═════ DATASET CONTENT ═════
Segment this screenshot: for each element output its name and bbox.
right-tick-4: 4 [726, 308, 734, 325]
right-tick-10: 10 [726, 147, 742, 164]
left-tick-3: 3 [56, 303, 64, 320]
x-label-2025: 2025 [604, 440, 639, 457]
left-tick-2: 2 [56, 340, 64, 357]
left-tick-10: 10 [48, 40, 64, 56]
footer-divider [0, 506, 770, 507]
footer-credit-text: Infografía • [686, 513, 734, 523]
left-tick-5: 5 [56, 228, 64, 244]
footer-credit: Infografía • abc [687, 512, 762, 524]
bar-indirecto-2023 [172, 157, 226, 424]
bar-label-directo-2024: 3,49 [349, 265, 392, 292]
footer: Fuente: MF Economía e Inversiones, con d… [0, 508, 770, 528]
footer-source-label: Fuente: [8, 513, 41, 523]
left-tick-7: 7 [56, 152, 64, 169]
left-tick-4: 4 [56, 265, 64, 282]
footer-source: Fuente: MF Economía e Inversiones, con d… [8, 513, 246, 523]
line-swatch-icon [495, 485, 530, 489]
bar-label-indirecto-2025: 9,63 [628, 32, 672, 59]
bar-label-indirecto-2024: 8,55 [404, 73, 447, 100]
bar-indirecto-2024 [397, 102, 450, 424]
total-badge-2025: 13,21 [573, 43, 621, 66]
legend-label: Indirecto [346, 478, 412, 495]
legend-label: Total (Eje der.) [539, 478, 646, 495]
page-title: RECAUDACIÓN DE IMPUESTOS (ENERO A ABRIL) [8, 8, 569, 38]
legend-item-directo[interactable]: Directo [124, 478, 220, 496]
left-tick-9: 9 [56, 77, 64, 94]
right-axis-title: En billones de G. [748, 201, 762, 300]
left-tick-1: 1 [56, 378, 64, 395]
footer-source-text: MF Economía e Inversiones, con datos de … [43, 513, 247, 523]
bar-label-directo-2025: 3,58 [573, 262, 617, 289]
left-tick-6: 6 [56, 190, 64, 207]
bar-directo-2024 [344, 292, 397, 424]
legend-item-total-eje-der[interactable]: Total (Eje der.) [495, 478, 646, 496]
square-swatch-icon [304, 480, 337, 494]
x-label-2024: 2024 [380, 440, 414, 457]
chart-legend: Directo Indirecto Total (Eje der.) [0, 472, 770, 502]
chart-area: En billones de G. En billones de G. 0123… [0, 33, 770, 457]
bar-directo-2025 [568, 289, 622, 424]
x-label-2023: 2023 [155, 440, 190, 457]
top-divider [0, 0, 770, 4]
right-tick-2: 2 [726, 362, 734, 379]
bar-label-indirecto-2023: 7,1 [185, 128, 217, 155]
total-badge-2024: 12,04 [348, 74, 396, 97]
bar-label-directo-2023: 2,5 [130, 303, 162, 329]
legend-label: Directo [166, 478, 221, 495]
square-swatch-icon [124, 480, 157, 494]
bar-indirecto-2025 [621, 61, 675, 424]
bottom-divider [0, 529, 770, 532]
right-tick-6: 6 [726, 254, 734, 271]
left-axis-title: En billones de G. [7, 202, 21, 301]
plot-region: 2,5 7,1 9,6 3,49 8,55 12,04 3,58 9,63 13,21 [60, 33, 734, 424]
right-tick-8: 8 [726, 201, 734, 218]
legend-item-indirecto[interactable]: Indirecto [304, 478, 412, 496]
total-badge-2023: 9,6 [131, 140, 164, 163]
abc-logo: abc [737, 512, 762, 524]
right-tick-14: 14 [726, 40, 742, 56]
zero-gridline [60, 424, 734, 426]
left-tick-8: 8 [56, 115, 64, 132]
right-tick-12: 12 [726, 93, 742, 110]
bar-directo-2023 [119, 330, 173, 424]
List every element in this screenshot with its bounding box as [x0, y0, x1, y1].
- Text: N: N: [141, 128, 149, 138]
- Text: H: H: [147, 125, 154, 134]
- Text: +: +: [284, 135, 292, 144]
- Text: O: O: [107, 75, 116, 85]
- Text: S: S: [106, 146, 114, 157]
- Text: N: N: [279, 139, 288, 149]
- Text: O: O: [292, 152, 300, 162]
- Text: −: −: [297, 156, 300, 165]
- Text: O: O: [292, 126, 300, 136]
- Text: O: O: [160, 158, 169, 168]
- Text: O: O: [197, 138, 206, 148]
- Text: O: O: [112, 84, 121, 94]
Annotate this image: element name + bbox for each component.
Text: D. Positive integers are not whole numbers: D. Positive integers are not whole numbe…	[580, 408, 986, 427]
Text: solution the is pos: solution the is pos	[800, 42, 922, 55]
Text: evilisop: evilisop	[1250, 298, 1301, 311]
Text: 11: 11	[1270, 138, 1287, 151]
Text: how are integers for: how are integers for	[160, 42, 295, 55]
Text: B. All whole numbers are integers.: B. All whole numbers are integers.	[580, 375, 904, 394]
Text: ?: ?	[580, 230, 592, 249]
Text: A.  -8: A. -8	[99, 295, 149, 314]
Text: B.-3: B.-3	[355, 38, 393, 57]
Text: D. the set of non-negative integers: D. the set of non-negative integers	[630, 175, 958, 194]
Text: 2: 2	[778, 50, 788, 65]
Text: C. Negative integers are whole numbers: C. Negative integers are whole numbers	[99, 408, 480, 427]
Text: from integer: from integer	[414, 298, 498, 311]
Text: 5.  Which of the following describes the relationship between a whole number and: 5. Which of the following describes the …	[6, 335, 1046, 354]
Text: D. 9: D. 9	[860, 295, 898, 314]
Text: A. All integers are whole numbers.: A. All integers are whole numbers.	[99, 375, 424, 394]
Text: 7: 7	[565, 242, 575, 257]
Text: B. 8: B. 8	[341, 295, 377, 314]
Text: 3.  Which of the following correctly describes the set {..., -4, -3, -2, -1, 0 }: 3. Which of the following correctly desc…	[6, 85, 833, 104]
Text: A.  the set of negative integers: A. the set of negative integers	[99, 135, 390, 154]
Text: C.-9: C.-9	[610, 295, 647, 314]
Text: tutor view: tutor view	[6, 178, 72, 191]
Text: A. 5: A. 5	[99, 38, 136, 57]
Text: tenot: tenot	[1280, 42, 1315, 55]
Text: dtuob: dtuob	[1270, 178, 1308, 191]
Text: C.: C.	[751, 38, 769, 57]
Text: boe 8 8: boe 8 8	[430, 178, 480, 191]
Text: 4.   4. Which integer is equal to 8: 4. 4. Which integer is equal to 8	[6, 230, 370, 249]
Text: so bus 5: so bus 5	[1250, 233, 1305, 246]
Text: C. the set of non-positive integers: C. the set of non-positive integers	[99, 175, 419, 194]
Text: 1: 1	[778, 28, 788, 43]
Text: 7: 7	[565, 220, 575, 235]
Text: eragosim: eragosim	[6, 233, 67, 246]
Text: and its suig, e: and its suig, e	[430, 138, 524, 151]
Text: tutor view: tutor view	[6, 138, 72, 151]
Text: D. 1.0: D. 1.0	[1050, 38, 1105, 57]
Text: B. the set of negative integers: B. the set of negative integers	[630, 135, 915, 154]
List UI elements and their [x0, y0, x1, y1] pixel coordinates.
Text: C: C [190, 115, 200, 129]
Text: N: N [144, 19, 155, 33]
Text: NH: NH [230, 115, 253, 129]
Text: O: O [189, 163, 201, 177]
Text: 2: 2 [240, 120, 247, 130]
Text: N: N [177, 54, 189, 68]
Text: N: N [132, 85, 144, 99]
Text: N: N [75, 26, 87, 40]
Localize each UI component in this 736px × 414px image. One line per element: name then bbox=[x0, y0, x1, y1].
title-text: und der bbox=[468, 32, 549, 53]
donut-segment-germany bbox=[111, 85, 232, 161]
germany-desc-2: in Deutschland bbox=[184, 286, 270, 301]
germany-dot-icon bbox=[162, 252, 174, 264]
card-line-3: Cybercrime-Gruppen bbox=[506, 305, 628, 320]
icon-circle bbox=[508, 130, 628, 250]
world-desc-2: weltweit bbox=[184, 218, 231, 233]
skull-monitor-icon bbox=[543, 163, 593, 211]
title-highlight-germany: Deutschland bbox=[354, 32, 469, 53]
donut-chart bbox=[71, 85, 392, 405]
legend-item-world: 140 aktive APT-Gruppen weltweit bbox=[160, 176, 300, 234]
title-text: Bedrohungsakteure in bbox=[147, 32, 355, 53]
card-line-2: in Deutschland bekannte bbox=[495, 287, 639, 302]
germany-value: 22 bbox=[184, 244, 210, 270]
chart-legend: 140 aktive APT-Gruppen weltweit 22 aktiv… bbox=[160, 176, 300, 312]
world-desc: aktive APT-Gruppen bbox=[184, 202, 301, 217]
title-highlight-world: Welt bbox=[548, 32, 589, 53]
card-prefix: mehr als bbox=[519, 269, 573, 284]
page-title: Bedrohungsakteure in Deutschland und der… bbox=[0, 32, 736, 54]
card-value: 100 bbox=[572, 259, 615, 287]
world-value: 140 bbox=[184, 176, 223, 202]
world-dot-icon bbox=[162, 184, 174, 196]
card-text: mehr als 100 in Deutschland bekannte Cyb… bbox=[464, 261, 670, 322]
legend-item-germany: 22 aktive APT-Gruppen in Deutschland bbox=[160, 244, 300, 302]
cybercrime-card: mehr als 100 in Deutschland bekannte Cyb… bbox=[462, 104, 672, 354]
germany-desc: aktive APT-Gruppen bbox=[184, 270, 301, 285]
═════
JOB:
Reproduce the data from the start through the line with "x-label-2024: 2024 [380, 440, 414, 457]", changing "Fuente" to "Source" wherever it occurs and keeping everything else the same.

EXPECTED OUTPUT:
Segment this screenshot: for each element output its name and bbox.
right-tick-4: 4 [726, 308, 734, 325]
right-tick-10: 10 [726, 147, 742, 164]
left-tick-3: 3 [56, 303, 64, 320]
x-label-2025: 2025 [604, 440, 639, 457]
left-tick-2: 2 [56, 340, 64, 357]
left-tick-10: 10 [48, 40, 64, 56]
footer-divider [0, 506, 770, 507]
footer-credit-text: Infografía • [686, 513, 734, 523]
left-tick-5: 5 [56, 228, 64, 244]
footer-credit: Infografía • abc [687, 512, 762, 524]
bar-indirecto-2023 [172, 157, 226, 424]
bar-label-directo-2024: 3,49 [349, 265, 392, 292]
footer: Source: MF Economía e Inversiones, con d… [0, 508, 770, 528]
footer-source-label: Source: [8, 513, 41, 523]
left-tick-7: 7 [56, 152, 64, 169]
left-tick-4: 4 [56, 265, 64, 282]
footer-source: Source: MF Economía e Inversiones, con d… [8, 513, 246, 523]
line-swatch-icon [495, 485, 530, 489]
bar-label-indirecto-2025: 9,63 [628, 32, 672, 59]
bar-label-indirecto-2024: 8,55 [404, 73, 447, 100]
bar-indirecto-2024 [397, 102, 450, 424]
total-badge-2025: 13,21 [573, 43, 621, 66]
legend-label: Indirecto [346, 478, 412, 495]
legend-label: Total (Eje der.) [539, 478, 646, 495]
page-title: RECAUDACIÓN DE IMPUESTOS (ENERO A ABRIL) [8, 8, 569, 38]
legend-item-directo[interactable]: Directo [124, 478, 220, 496]
left-tick-9: 9 [56, 77, 64, 94]
right-axis-title: En billones de G. [748, 201, 762, 300]
left-tick-1: 1 [56, 378, 64, 395]
footer-source-text: MF Economía e Inversiones, con datos de … [43, 513, 247, 523]
bar-label-directo-2025: 3,58 [573, 262, 617, 289]
left-tick-6: 6 [56, 190, 64, 207]
bar-directo-2024 [344, 292, 397, 424]
legend-item-total-eje-der[interactable]: Total (Eje der.) [495, 478, 646, 496]
square-swatch-icon [304, 480, 337, 494]
x-label-2024: 2024 [380, 440, 414, 457]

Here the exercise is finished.